* **The request**: Return all lines with the word "JSON" in them.

* **Record list**:
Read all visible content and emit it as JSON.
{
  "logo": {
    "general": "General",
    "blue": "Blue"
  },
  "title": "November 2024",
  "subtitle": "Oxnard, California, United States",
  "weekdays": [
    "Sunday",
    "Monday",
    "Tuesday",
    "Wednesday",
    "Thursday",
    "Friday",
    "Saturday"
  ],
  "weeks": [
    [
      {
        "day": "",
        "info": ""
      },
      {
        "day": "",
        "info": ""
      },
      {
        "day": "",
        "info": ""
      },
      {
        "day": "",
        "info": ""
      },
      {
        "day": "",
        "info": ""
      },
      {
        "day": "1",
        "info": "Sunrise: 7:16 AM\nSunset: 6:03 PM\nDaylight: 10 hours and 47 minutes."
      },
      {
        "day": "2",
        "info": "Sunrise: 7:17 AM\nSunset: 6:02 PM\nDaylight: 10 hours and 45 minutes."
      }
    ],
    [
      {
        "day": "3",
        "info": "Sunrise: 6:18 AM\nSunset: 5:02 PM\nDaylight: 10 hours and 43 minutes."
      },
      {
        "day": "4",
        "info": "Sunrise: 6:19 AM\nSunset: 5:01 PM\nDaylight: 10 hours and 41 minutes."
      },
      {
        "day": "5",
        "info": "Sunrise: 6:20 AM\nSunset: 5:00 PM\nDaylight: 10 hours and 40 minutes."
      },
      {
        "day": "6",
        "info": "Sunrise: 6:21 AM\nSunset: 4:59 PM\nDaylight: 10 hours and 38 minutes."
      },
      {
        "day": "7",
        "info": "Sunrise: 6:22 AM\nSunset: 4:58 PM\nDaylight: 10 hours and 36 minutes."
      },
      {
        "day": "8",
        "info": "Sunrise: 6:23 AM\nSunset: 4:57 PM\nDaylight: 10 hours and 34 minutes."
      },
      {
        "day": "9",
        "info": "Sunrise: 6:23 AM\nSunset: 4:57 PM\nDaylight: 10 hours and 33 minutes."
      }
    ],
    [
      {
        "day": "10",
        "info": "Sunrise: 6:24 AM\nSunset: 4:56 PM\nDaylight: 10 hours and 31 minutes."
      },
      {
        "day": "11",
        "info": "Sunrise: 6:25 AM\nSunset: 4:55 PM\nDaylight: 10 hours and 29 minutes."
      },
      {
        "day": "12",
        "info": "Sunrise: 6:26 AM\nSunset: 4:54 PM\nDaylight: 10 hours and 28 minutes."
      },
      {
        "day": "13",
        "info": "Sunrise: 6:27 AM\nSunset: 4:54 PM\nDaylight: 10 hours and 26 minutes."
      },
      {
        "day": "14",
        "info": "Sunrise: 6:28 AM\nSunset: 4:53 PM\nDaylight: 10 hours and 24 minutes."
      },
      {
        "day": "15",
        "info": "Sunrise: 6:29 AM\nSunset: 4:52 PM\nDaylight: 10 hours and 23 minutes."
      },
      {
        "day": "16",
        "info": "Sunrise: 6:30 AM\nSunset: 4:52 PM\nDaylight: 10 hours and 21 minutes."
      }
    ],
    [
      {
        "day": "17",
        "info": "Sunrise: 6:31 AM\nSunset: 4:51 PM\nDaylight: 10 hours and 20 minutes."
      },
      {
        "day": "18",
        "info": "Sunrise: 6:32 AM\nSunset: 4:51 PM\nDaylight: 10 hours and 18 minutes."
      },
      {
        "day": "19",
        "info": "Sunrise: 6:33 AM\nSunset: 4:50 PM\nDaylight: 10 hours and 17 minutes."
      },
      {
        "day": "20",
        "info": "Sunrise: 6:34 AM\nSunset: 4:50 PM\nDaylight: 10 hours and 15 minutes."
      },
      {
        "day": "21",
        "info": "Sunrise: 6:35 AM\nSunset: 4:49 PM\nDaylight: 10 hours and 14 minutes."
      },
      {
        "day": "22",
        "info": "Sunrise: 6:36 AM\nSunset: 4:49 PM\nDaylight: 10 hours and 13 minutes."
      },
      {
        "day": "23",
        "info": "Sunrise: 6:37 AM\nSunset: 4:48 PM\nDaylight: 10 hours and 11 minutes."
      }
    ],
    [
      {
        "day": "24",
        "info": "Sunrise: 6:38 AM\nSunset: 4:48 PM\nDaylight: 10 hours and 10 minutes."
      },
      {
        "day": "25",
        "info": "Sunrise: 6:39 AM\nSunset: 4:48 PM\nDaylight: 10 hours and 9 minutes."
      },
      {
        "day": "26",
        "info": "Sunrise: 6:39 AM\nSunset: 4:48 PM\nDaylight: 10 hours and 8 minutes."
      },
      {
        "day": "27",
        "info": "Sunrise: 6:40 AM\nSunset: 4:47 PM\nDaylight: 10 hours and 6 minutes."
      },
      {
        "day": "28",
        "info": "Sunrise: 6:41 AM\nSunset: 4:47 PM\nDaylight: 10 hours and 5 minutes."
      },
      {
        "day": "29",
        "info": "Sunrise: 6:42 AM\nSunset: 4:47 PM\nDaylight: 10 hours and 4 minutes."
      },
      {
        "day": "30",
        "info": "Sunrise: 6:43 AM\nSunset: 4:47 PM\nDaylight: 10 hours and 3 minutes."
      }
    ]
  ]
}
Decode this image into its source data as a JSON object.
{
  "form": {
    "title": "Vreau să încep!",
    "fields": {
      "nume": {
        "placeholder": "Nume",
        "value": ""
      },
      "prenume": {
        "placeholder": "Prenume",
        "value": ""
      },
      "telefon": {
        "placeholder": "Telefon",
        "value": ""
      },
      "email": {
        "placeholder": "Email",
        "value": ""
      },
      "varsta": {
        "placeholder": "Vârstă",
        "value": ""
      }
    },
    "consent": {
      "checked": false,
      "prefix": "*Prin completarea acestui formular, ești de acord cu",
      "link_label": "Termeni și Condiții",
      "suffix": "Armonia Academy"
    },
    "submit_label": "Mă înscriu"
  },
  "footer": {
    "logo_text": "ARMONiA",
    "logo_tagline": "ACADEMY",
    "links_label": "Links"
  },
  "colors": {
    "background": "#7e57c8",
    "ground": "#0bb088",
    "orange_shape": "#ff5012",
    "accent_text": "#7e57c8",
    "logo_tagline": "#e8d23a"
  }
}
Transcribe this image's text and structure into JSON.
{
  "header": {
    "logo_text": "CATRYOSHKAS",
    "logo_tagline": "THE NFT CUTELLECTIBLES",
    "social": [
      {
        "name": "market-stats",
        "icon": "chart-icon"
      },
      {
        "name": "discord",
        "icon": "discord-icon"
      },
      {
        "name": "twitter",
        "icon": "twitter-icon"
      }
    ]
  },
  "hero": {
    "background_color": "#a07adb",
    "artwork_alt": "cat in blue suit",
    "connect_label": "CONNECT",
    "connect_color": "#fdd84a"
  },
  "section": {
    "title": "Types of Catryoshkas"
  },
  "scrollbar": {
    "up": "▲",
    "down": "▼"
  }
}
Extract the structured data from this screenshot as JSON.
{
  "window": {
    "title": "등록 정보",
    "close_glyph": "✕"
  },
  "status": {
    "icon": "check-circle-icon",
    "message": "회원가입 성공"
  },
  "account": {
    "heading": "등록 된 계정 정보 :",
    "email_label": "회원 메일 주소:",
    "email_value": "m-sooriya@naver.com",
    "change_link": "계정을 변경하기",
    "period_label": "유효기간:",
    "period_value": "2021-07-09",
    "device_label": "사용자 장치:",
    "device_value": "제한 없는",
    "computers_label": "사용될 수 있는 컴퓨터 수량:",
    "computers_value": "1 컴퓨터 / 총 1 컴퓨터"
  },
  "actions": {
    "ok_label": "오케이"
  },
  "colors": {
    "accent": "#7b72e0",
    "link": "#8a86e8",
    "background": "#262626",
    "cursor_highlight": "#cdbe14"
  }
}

* **Exercise response**:
Read all visible content and emit it as JSON.
Decode this image into its source data as a JSON object.
Transcribe this image's text and structure into JSON.
Extract the structured data from this screenshot as JSON.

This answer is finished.